Required task = Copy everything in the data below exactly except the pictures.

Records for processing =
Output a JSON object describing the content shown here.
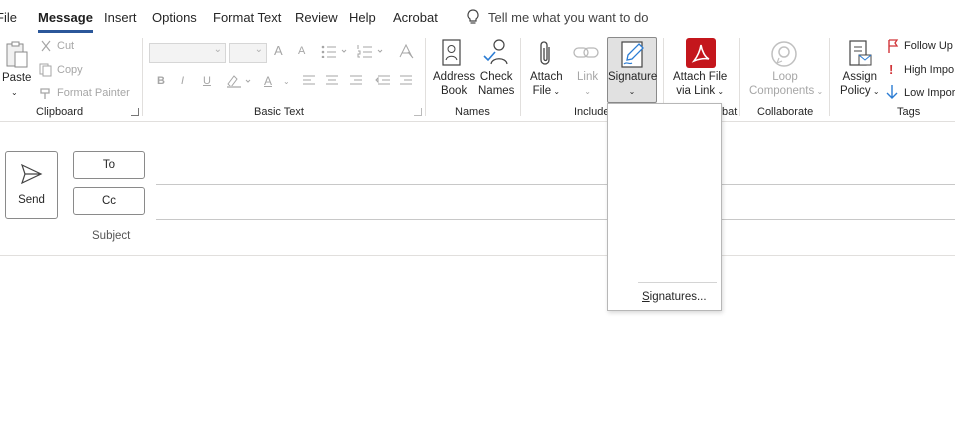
{
  "tabs": {
    "file": "File",
    "message": "Message",
    "insert": "Insert",
    "options": "Options",
    "format_text": "Format Text",
    "review": "Review",
    "help": "Help",
    "acrobat": "Acrobat"
  },
  "tell_me": "Tell me what you want to do",
  "ribbon": {
    "clipboard": {
      "paste": "Paste",
      "cut": "Cut",
      "copy": "Copy",
      "format_painter": "Format Painter",
      "label": "Clipboard"
    },
    "basic_text": {
      "bold": "B",
      "italic": "I",
      "underline": "U",
      "grow_font": "A",
      "shrink_font": "A",
      "font_color": "A",
      "label": "Basic Text"
    },
    "names": {
      "address_book_1": "Address",
      "address_book_2": "Book",
      "check_names_1": "Check",
      "check_names_2": "Names",
      "label": "Names"
    },
    "include": {
      "attach_file_1": "Attach",
      "attach_file_2": "File",
      "link": "Link",
      "signature": "Signature",
      "label": "Include"
    },
    "adobe_acrobat": {
      "attach_via_link_1": "Attach File",
      "attach_via_link_2": "via Link",
      "label": "bat"
    },
    "collaborate": {
      "loop_1": "Loop",
      "loop_2": "Components",
      "label": "Collaborate"
    },
    "tags": {
      "assign_policy_1": "Assign",
      "assign_policy_2": "Policy",
      "follow_up": "Follow Up",
      "high_importance": "High Impo",
      "low_importance": "Low Impor",
      "label": "Tags"
    }
  },
  "compose": {
    "send": "Send",
    "to": "To",
    "cc": "Cc",
    "subject": "Subject"
  },
  "signature_menu": {
    "signatures_item": "Signatures...",
    "mnemonic": "S",
    "rest": "ignatures..."
  },
  "colors": {
    "accent": "#2b579a",
    "acrobat_red": "#c4161c",
    "follow_up_red": "#d13438",
    "low_importance_blue": "#2b7cd3"
  }
}
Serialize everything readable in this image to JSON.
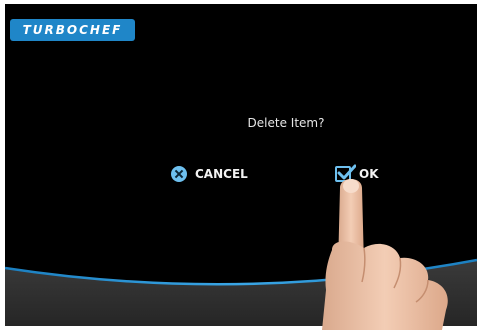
{
  "header": {
    "logo_text": "TURBOCHEF"
  },
  "dialog": {
    "message": "Delete Item?",
    "cancel_label": "CANCEL",
    "ok_label": "OK"
  },
  "icons": {
    "cancel": "close-circle-icon",
    "ok": "checkbox-checked-icon"
  },
  "colors": {
    "background": "#000000",
    "accent": "#6ec0ef",
    "logo": "#1f86c8"
  }
}
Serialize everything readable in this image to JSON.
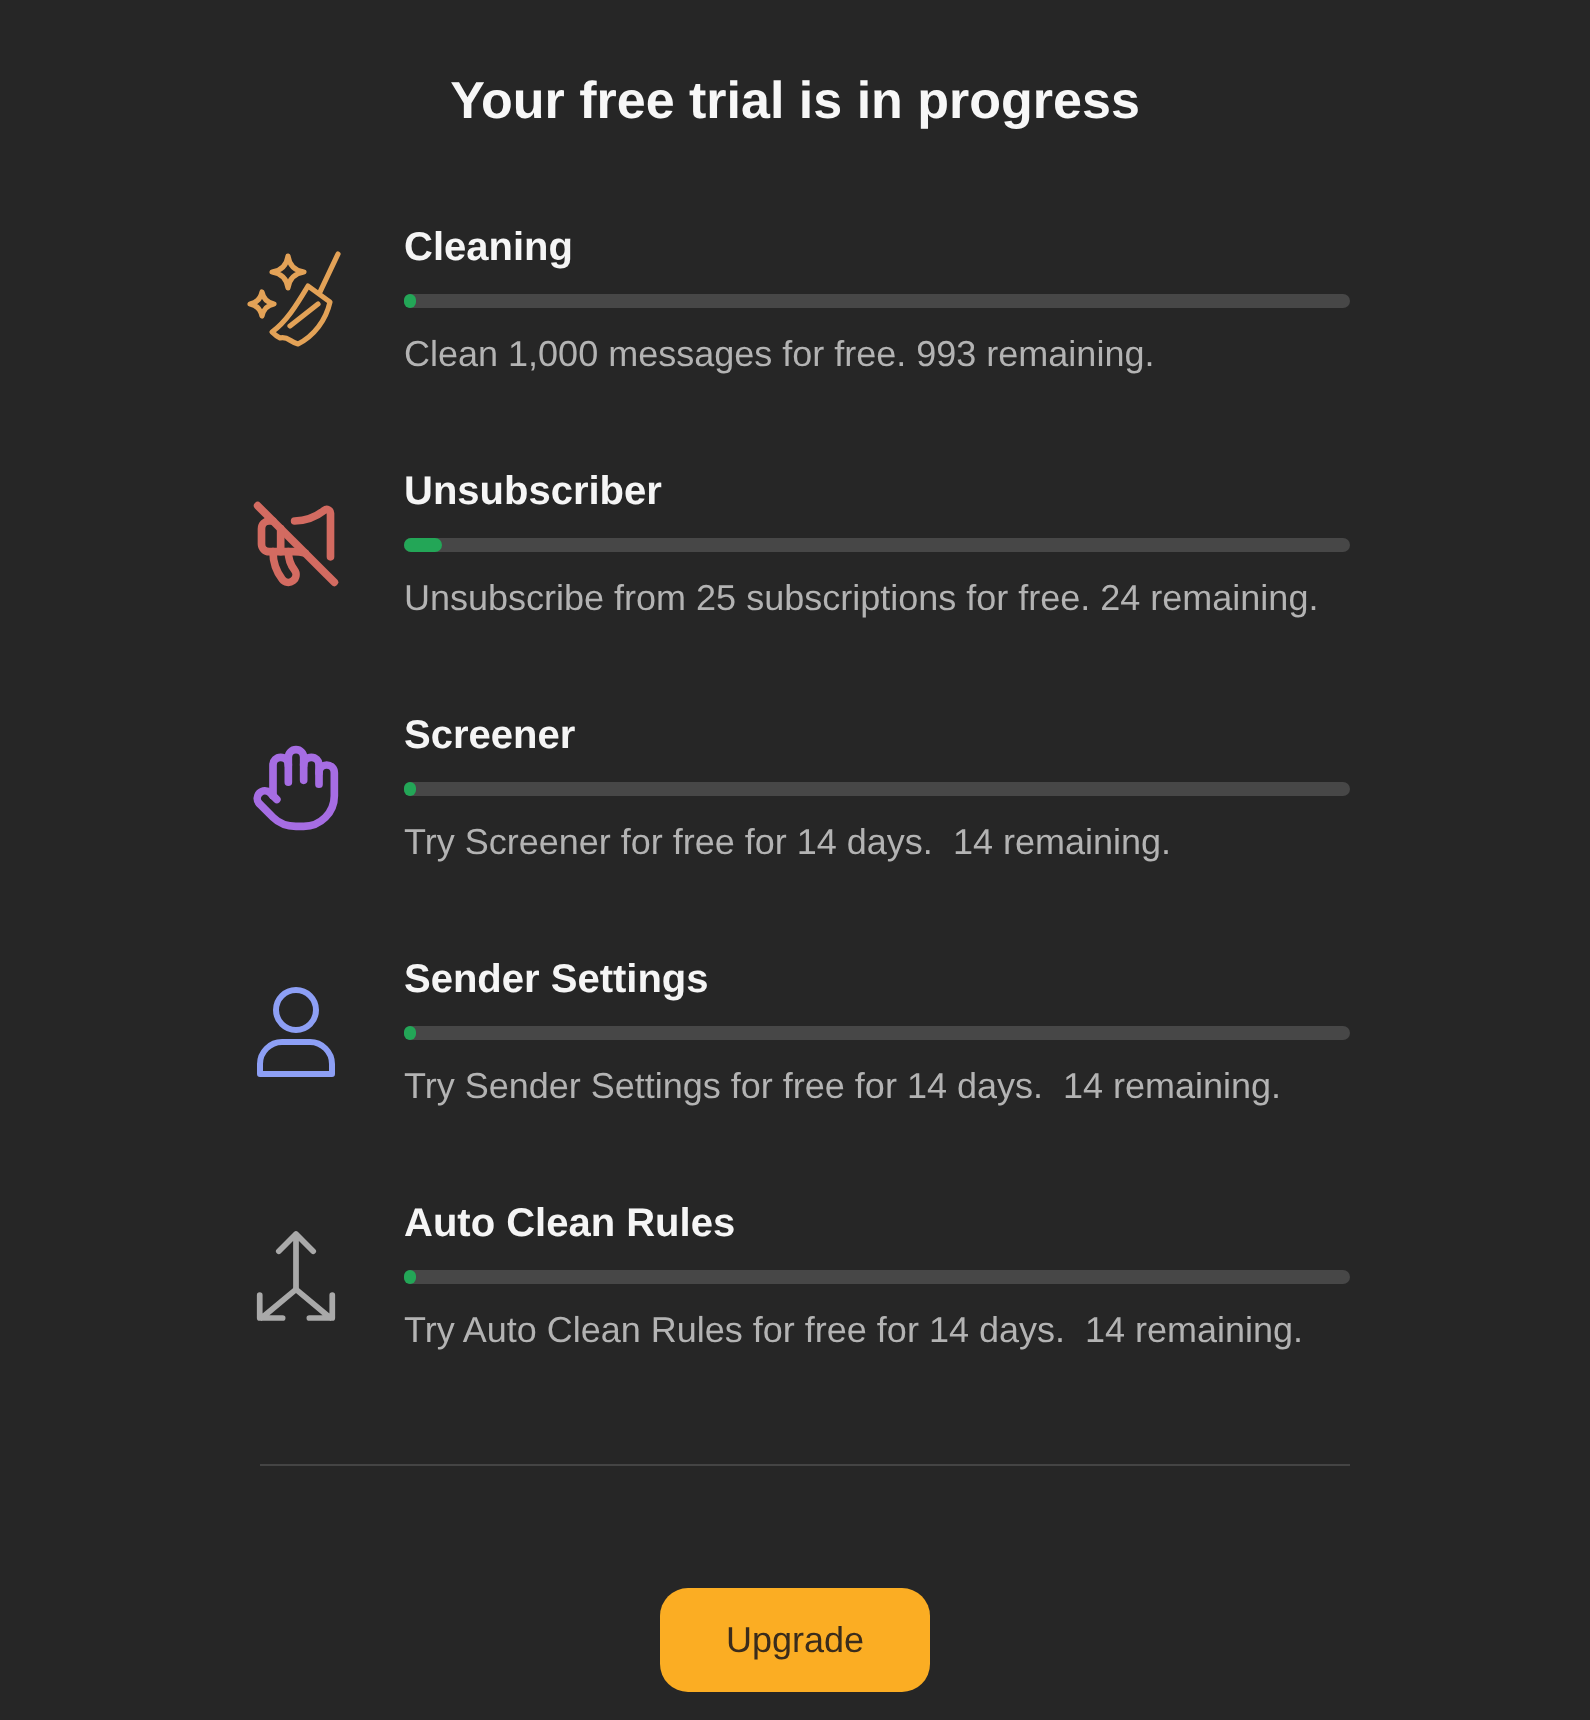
{
  "title": "Your free trial is in progress",
  "features": [
    {
      "name": "Cleaning",
      "color": "#e3a257",
      "level": 0.007,
      "description": "Clean 1,000 messages for free. 993 remaining."
    },
    {
      "name": "Unsubscriber",
      "color": "#d36b61",
      "level": 0.04,
      "description": "Unsubscribe from 25 subscriptions for free. 24 remaining."
    },
    {
      "name": "Screener",
      "color": "#a66de3",
      "level": 0,
      "description": "Try Screener for free for 14 days.  14 remaining."
    },
    {
      "name": "Sender Settings",
      "color": "#8d9ff5",
      "level": 0,
      "description": "Try Sender Settings for free for 14 days.  14 remaining."
    },
    {
      "name": "Auto Clean Rules",
      "color": "#a9a9a9",
      "level": 0,
      "description": "Try Auto Clean Rules for free for 14 days.  14 remaining."
    }
  ],
  "upgrade_button": "Upgrade"
}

Response to the exercise =
Output a JSON object describing the content shown here.
{
  "tabs": {
    "file": "File",
    "message": "Message",
    "insert": "Insert",
    "options": "Options",
    "format_text": "Format Text",
    "review": "Review",
    "help": "Help",
    "acrobat": "Acrobat"
  },
  "tell_me": "Tell me what you want to do",
  "ribbon": {
    "clipboard": {
      "paste": "Paste",
      "cut": "Cut",
      "copy": "Copy",
      "format_painter": "Format Painter",
      "label": "Clipboard"
    },
    "basic_text": {
      "bold": "B",
      "italic": "I",
      "underline": "U",
      "grow_font": "A",
      "shrink_font": "A",
      "font_color": "A",
      "label": "Basic Text"
    },
    "names": {
      "address_book_1": "Address",
      "address_book_2": "Book",
      "check_names_1": "Check",
      "check_names_2": "Names",
      "label": "Names"
    },
    "include": {
      "attach_file_1": "Attach",
      "attach_file_2": "File",
      "link": "Link",
      "signature": "Signature",
      "label": "Include"
    },
    "adobe_acrobat": {
      "attach_via_link_1": "Attach File",
      "attach_via_link_2": "via Link",
      "label": "bat"
    },
    "collaborate": {
      "loop_1": "Loop",
      "loop_2": "Components",
      "label": "Collaborate"
    },
    "tags": {
      "assign_policy_1": "Assign",
      "assign_policy_2": "Policy",
      "follow_up": "Follow Up",
      "high_importance": "High Impo",
      "low_importance": "Low Impor",
      "label": "Tags"
    }
  },
  "compose": {
    "send": "Send",
    "to": "To",
    "cc": "Cc",
    "subject": "Subject"
  },
  "signature_menu": {
    "signatures_item": "Signatures...",
    "mnemonic": "S",
    "rest": "ignatures..."
  },
  "colors": {
    "accent": "#2b579a",
    "acrobat_red": "#c4161c",
    "follow_up_red": "#d13438",
    "low_importance_blue": "#2b7cd3"
  }
}
Serialize everything readable in this image to JSON.
{
  "header": {
    "logo_text": "TURBOCHEF"
  },
  "dialog": {
    "message": "Delete Item?",
    "cancel_label": "CANCEL",
    "ok_label": "OK"
  },
  "icons": {
    "cancel": "close-circle-icon",
    "ok": "checkbox-checked-icon"
  },
  "colors": {
    "background": "#000000",
    "accent": "#6ec0ef",
    "logo": "#1f86c8"
  }
}
Serialize everything readable in this image to JSON.
{
  "title": "Your free trial is in progress",
  "features": [
    {
      "name": "Cleaning",
      "color": "#e3a257",
      "level": 0.007,
      "description": "Clean 1,000 messages for free. 993 remaining."
    },
    {
      "name": "Unsubscriber",
      "color": "#d36b61",
      "level": 0.04,
      "description": "Unsubscribe from 25 subscriptions for free. 24 remaining."
    },
    {
      "name": "Screener",
      "color": "#a66de3",
      "level": 0,
      "description": "Try Screener for free for 14 days.  14 remaining."
    },
    {
      "name": "Sender Settings",
      "color": "#8d9ff5",
      "level": 0,
      "description": "Try Sender Settings for free for 14 days.  14 remaining."
    },
    {
      "name": "Auto Clean Rules",
      "color": "#a9a9a9",
      "level": 0,
      "description": "Try Auto Clean Rules for free for 14 days.  14 remaining."
    }
  ],
  "upgrade_button": "Upgrade"
}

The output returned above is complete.